> [Written problem]:
Search the data below for the string "effettuando". Extract every line that contains it.

Figure record listings

┏━━

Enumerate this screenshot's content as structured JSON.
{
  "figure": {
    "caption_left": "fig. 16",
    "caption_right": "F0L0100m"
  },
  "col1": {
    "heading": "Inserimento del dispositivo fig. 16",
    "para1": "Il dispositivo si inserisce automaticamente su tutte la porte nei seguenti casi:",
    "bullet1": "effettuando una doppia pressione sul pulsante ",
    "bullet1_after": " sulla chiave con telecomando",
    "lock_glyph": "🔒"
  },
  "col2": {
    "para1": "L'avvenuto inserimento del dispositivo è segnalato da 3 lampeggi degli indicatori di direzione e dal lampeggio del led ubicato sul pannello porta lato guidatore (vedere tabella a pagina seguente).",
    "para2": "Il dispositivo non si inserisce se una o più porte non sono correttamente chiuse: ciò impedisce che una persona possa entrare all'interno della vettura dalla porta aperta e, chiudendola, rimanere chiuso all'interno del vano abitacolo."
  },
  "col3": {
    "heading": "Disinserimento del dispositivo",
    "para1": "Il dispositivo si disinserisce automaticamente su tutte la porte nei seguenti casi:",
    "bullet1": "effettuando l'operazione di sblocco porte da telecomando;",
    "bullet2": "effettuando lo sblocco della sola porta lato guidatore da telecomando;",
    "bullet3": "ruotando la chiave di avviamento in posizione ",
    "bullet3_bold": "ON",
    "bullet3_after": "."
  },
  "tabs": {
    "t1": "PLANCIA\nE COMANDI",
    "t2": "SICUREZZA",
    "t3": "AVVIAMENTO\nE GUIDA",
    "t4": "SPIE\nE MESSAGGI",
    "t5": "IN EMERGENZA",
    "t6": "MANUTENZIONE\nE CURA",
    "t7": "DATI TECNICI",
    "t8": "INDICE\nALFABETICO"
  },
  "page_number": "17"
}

┗━━

> [Response]:
    "bullet1": "effettuando una doppia pressione sul pulsante ",
    "bullet1": "effettuando l'operazione di sblocco porte da telecomando;",
    "bullet2": "effettuando lo sblocco della sola porta lato guidatore da telecomando;",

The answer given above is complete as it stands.